**What you need to do**
Locate each line in the records containing "teal". Copy it.
>> start Data extract
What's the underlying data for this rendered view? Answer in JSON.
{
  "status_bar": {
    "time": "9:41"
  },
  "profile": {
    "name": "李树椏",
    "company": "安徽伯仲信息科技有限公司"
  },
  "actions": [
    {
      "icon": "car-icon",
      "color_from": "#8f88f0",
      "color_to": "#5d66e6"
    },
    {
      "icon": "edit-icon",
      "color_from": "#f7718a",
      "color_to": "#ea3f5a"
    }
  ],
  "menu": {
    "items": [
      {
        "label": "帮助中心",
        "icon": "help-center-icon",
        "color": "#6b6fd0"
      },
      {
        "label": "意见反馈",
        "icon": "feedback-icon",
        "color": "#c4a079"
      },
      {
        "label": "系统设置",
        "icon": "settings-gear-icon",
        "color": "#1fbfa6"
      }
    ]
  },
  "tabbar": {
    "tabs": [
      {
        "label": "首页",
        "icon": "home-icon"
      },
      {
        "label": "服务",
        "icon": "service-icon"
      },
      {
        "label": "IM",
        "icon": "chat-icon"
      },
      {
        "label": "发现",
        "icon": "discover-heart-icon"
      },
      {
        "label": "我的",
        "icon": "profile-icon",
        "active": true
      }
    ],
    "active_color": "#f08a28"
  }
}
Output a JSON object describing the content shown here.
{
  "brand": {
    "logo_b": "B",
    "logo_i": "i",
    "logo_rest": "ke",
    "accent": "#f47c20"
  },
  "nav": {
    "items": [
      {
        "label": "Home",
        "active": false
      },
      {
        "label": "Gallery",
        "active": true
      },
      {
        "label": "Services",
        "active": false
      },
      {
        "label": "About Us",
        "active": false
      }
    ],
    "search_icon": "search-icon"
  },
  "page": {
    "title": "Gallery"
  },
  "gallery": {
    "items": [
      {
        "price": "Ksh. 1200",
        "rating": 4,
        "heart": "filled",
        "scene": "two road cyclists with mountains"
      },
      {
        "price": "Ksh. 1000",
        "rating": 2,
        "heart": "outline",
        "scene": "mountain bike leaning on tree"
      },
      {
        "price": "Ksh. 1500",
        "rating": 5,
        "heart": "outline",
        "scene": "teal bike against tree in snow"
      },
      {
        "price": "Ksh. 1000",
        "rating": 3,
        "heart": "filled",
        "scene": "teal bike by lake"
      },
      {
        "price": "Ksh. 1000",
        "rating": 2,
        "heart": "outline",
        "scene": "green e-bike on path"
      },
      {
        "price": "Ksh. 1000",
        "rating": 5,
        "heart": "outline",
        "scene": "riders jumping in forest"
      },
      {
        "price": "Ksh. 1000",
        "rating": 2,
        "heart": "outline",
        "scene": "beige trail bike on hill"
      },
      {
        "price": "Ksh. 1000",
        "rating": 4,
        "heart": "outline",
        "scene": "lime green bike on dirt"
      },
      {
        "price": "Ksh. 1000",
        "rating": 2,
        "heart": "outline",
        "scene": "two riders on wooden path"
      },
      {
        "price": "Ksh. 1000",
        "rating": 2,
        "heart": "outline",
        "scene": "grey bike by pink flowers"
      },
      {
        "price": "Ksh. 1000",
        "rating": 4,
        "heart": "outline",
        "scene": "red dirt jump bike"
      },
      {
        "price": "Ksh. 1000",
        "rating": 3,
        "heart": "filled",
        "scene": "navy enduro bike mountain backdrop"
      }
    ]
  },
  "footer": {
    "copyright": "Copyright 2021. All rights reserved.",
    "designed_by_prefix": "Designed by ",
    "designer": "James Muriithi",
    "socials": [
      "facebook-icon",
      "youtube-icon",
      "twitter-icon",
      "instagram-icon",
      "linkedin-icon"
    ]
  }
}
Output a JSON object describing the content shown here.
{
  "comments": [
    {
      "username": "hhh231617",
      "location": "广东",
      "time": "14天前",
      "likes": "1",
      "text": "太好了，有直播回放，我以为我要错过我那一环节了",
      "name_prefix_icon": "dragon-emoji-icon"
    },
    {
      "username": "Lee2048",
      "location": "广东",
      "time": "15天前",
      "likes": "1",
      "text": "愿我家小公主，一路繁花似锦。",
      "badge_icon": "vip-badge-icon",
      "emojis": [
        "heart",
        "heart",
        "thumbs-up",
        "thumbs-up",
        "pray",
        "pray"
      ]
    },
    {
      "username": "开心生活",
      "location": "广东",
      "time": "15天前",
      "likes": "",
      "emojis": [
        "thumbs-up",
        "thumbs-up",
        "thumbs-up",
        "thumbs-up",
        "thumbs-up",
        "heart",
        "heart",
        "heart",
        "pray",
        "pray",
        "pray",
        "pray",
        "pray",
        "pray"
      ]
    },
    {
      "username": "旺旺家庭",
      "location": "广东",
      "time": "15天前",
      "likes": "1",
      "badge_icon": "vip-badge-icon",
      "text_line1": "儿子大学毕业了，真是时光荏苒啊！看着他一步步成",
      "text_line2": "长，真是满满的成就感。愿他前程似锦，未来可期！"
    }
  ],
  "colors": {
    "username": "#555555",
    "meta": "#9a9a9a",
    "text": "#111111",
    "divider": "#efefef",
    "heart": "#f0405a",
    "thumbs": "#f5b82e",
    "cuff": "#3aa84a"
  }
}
>> end Data extract
**Solution for this task**
        "scene": "teal bike against tree in snow"
        "scene": "teal bike by lake"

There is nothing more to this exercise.